Objective: Beneath this task is a listing; retype all of it exactly.

Material to process:
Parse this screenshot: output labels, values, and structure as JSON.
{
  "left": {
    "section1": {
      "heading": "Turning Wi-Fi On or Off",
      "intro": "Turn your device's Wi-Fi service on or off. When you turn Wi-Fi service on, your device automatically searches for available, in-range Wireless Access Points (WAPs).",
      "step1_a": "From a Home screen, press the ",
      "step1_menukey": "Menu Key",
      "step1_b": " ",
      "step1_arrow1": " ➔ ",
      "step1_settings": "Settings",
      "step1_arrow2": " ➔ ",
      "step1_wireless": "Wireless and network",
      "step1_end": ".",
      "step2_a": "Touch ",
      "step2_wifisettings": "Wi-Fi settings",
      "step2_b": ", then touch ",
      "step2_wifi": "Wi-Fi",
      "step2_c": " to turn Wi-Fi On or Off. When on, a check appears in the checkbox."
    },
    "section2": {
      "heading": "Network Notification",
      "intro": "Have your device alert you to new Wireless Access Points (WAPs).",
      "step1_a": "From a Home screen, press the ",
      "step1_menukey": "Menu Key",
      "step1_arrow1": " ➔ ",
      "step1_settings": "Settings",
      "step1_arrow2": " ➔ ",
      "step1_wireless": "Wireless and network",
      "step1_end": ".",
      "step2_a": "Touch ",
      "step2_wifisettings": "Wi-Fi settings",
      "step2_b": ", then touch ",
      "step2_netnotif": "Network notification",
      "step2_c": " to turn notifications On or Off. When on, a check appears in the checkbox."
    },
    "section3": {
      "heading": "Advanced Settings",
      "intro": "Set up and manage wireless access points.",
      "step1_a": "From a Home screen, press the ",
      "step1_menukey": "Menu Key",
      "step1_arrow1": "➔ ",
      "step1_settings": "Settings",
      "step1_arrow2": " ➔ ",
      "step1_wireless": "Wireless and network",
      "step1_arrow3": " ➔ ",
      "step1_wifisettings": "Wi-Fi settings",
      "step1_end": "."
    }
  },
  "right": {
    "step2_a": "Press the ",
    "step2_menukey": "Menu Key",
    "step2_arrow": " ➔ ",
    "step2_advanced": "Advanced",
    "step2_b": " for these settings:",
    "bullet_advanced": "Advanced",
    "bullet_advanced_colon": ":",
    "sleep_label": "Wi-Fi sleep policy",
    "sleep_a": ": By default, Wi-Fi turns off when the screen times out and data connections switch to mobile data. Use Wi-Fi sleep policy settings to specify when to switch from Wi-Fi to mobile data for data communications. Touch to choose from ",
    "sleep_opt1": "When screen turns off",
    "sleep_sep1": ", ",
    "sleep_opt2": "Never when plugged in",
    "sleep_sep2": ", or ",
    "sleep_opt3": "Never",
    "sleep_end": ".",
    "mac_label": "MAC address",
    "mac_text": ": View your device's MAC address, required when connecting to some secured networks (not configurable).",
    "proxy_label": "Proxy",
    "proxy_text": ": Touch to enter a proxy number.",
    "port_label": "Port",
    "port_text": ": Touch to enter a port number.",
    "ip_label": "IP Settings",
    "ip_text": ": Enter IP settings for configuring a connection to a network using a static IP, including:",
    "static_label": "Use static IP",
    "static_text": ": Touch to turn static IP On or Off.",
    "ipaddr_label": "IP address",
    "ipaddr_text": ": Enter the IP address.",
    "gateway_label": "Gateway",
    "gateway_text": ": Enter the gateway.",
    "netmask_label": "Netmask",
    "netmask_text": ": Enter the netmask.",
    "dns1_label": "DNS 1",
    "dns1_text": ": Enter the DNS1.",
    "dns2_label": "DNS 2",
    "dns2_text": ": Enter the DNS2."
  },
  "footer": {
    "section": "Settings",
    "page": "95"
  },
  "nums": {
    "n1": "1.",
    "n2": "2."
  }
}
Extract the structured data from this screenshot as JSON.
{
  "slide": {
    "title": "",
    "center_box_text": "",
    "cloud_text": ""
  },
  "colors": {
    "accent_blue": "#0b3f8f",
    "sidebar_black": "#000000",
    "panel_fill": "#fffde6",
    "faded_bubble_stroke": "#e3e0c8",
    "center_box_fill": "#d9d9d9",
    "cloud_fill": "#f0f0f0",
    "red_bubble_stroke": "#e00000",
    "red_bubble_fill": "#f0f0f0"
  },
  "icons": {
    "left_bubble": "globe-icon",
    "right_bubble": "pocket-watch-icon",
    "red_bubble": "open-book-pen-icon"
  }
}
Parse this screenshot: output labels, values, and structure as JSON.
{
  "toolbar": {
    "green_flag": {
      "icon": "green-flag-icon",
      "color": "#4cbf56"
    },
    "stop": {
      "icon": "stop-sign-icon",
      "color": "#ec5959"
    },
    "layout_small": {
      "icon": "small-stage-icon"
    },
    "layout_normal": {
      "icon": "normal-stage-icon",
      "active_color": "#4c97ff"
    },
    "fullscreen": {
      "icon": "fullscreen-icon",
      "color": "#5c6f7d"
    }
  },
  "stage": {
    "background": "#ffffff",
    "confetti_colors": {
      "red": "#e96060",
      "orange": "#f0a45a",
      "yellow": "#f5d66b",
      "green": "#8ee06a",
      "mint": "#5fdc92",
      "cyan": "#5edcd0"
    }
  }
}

Output:
Parse this screenshot: output labels, values, and structure as JSON.
{
  "left": {
    "section1": {
      "heading": "Turning Wi-Fi On or Off",
      "intro": "Turn your device's Wi-Fi service on or off. When you turn Wi-Fi service on, your device automatically searches for available, in-range Wireless Access Points (WAPs).",
      "step1_a": "From a Home screen, press the ",
      "step1_menukey": "Menu Key",
      "step1_b": " ",
      "step1_arrow1": " ➔ ",
      "step1_settings": "Settings",
      "step1_arrow2": " ➔ ",
      "step1_wireless": "Wireless and network",
      "step1_end": ".",
      "step2_a": "Touch ",
      "step2_wifisettings": "Wi-Fi settings",
      "step2_b": ", then touch ",
      "step2_wifi": "Wi-Fi",
      "step2_c": " to turn Wi-Fi On or Off. When on, a check appears in the checkbox."
    },
    "section2": {
      "heading": "Network Notification",
      "intro": "Have your device alert you to new Wireless Access Points (WAPs).",
      "step1_a": "From a Home screen, press the ",
      "step1_menukey": "Menu Key",
      "step1_arrow1": " ➔ ",
      "step1_settings": "Settings",
      "step1_arrow2": " ➔ ",
      "step1_wireless": "Wireless and network",
      "step1_end": ".",
      "step2_a": "Touch ",
      "step2_wifisettings": "Wi-Fi settings",
      "step2_b": ", then touch ",
      "step2_netnotif": "Network notification",
      "step2_c": " to turn notifications On or Off. When on, a check appears in the checkbox."
    },
    "section3": {
      "heading": "Advanced Settings",
      "intro": "Set up and manage wireless access points.",
      "step1_a": "From a Home screen, press the ",
      "step1_menukey": "Menu Key",
      "step1_arrow1": "➔ ",
      "step1_settings": "Settings",
      "step1_arrow2": " ➔ ",
      "step1_wireless": "Wireless and network",
      "step1_arrow3": " ➔ ",
      "step1_wifisettings": "Wi-Fi settings",
      "step1_end": "."
    }
  },
  "right": {
    "step2_a": "Press the ",
    "step2_menukey": "Menu Key",
    "step2_arrow": " ➔ ",
    "step2_advanced": "Advanced",
    "step2_b": " for these settings:",
    "bullet_advanced": "Advanced",
    "bullet_advanced_colon": ":",
    "sleep_label": "Wi-Fi sleep policy",
    "sleep_a": ": By default, Wi-Fi turns off when the screen times out and data connections switch to mobile data. Use Wi-Fi sleep policy settings to specify when to switch from Wi-Fi to mobile data for data communications. Touch to choose from ",
    "sleep_opt1": "When screen turns off",
    "sleep_sep1": ", ",
    "sleep_opt2": "Never when plugged in",
    "sleep_sep2": ", or ",
    "sleep_opt3": "Never",
    "sleep_end": ".",
    "mac_label": "MAC address",
    "mac_text": ": View your device's MAC address, required when connecting to some secured networks (not configurable).",
    "proxy_label": "Proxy",
    "proxy_text": ": Touch to enter a proxy number.",
    "port_label": "Port",
    "port_text": ": Touch to enter a port number.",
    "ip_label": "IP Settings",
    "ip_text": ": Enter IP settings for configuring a connection to a network using a static IP, including:",
    "static_label": "Use static IP",
    "static_text": ": Touch to turn static IP On or Off.",
    "ipaddr_label": "IP address",
    "ipaddr_text": ": Enter the IP address.",
    "gateway_label": "Gateway",
    "gateway_text": ": Enter the gateway.",
    "netmask_label": "Netmask",
    "netmask_text": ": Enter the netmask.",
    "dns1_label": "DNS 1",
    "dns1_text": ": Enter the DNS1.",
    "dns2_label": "DNS 2",
    "dns2_text": ": Enter the DNS2."
  },
  "footer": {
    "section": "Settings",
    "page": "95"
  },
  "nums": {
    "n1": "1.",
    "n2": "2."
  }
}
Extract the structured data from this screenshot as JSON.
{
  "slide": {
    "title": "",
    "center_box_text": "",
    "cloud_text": ""
  },
  "colors": {
    "accent_blue": "#0b3f8f",
    "sidebar_black": "#000000",
    "panel_fill": "#fffde6",
    "faded_bubble_stroke": "#e3e0c8",
    "center_box_fill": "#d9d9d9",
    "cloud_fill": "#f0f0f0",
    "red_bubble_stroke": "#e00000",
    "red_bubble_fill": "#f0f0f0"
  },
  "icons": {
    "left_bubble": "globe-icon",
    "right_bubble": "pocket-watch-icon",
    "red_bubble": "open-book-pen-icon"
  }
}
Parse this screenshot: output labels, values, and structure as JSON.
{
  "toolbar": {
    "green_flag": {
      "icon": "green-flag-icon",
      "color": "#4cbf56"
    },
    "stop": {
      "icon": "stop-sign-icon",
      "color": "#ec5959"
    },
    "layout_small": {
      "icon": "small-stage-icon"
    },
    "layout_normal": {
      "icon": "normal-stage-icon",
      "active_color": "#4c97ff"
    },
    "fullscreen": {
      "icon": "fullscreen-icon",
      "color": "#5c6f7d"
    }
  },
  "stage": {
    "background": "#ffffff",
    "confetti_colors": {
      "red": "#e96060",
      "orange": "#f0a45a",
      "yellow": "#f5d66b",
      "green": "#8ee06a",
      "mint": "#5fdc92",
      "cyan": "#5edcd0"
    }
  }
}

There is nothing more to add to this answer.